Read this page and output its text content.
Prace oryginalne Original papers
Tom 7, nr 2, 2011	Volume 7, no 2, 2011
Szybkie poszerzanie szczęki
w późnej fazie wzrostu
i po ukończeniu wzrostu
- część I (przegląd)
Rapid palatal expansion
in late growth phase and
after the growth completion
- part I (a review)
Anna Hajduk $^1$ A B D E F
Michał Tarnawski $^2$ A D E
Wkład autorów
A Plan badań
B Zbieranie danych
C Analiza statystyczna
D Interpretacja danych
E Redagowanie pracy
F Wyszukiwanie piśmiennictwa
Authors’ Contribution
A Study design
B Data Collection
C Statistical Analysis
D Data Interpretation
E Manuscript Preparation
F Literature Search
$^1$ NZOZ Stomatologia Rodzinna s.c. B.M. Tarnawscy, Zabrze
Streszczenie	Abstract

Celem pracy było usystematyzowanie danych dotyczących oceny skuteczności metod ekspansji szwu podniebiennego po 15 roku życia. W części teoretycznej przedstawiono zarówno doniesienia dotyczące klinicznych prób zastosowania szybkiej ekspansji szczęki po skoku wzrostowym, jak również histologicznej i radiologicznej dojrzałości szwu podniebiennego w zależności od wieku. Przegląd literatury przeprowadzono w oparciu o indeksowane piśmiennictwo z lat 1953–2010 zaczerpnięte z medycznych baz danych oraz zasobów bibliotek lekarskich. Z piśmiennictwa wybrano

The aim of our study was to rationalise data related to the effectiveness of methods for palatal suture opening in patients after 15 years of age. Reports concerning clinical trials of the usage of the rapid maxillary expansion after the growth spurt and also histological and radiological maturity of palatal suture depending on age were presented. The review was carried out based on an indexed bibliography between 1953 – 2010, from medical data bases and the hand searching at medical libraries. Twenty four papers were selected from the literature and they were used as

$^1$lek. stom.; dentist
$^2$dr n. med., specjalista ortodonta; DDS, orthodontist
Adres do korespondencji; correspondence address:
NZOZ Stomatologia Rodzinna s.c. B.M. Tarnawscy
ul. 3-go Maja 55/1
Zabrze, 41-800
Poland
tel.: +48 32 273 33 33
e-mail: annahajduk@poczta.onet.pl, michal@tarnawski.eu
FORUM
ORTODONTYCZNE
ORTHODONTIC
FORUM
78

## The problem
Whenever the word "Zabrze" shows up in a line of the entries, copy that line.

## Exercise response
$^1$ NZOZ Stomatologia Rodzinna s.c. B.M. Tarnawscy, Zabrze
Zabrze, 41-800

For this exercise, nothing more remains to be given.